_What is expected_: Without skipping anything, write out each record below exactly.
Information provided START
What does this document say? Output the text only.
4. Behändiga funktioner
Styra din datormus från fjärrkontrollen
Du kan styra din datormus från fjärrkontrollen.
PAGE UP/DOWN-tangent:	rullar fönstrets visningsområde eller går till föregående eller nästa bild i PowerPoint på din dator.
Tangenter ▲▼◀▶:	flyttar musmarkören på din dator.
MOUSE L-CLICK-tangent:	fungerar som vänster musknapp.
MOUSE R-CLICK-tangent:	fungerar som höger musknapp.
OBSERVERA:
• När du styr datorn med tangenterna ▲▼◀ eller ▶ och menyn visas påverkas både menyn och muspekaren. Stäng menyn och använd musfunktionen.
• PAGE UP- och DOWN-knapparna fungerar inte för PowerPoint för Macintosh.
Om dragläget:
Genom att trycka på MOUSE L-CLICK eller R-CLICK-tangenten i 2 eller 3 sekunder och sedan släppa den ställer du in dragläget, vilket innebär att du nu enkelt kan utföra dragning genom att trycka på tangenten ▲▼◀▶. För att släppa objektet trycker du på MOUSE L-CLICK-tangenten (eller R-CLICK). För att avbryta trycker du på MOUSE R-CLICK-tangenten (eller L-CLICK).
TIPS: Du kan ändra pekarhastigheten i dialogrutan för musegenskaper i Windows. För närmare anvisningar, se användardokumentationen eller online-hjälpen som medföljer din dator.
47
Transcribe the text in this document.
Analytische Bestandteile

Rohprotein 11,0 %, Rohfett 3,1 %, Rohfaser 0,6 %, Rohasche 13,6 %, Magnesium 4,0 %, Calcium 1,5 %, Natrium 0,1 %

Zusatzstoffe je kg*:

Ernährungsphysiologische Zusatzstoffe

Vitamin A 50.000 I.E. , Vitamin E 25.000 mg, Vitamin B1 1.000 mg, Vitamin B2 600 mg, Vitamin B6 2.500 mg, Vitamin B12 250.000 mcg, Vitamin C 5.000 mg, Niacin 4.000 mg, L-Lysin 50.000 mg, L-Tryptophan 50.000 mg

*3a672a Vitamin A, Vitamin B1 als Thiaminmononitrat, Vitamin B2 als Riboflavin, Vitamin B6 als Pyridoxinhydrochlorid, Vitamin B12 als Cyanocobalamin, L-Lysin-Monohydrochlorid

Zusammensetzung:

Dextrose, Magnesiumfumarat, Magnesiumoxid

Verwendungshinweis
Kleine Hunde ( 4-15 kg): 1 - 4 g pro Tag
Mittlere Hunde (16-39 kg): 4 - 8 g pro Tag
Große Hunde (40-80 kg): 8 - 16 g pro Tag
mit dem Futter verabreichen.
Information provided END
_Answer to this exercise_:
What does this document say? Output the text only.
4. Behändiga funktioner
Styra din datormus från fjärrkontrollen
Du kan styra din datormus från fjärrkontrollen.
PAGE UP/DOWN-tangent:	rullar fönstrets visningsområde eller går till föregående eller nästa bild i PowerPoint på din dator.
Tangenter ▲▼◀▶:	flyttar musmarkören på din dator.
MOUSE L-CLICK-tangent:	fungerar som vänster musknapp.
MOUSE R-CLICK-tangent:	fungerar som höger musknapp.
OBSERVERA:
• När du styr datorn med tangenterna ▲▼◀ eller ▶ och menyn visas påverkas både menyn och muspekaren. Stäng menyn och använd musfunktionen.
• PAGE UP- och DOWN-knapparna fungerar inte för PowerPoint för Macintosh.
Om dragläget:
Genom att trycka på MOUSE L-CLICK eller R-CLICK-tangenten i 2 eller 3 sekunder och sedan släppa den ställer du in dragläget, vilket innebär att du nu enkelt kan utföra dragning genom att trycka på tangenten ▲▼◀▶. För att släppa objektet trycker du på MOUSE L-CLICK-tangenten (eller R-CLICK). För att avbryta trycker du på MOUSE R-CLICK-tangenten (eller L-CLICK).
TIPS: Du kan ändra pekarhastigheten i dialogrutan för musegenskaper i Windows. För närmare anvisningar, se användardokumentationen eller online-hjälpen som medföljer din dator.
47
Transcribe the text in this document.
Analytische Bestandteile

Rohprotein 11,0 %, Rohfett 3,1 %, Rohfaser 0,6 %, Rohasche 13,6 %, Magnesium 4,0 %, Calcium 1,5 %, Natrium 0,1 %

Zusatzstoffe je kg*:

Ernährungsphysiologische Zusatzstoffe

Vitamin A 50.000 I.E. , Vitamin E 25.000 mg, Vitamin B1 1.000 mg, Vitamin B2 600 mg, Vitamin B6 2.500 mg, Vitamin B12 250.000 mcg, Vitamin C 5.000 mg, Niacin 4.000 mg, L-Lysin 50.000 mg, L-Tryptophan 50.000 mg

*3a672a Vitamin A, Vitamin B1 als Thiaminmononitrat, Vitamin B2 als Riboflavin, Vitamin B6 als Pyridoxinhydrochlorid, Vitamin B12 als Cyanocobalamin, L-Lysin-Monohydrochlorid

Zusammensetzung:

Dextrose, Magnesiumfumarat, Magnesiumoxid

Verwendungshinweis
Kleine Hunde ( 4-15 kg): 1 - 4 g pro Tag
Mittlere Hunde (16-39 kg): 4 - 8 g pro Tag
Große Hunde (40-80 kg): 8 - 16 g pro Tag
mit dem Futter verabreichen.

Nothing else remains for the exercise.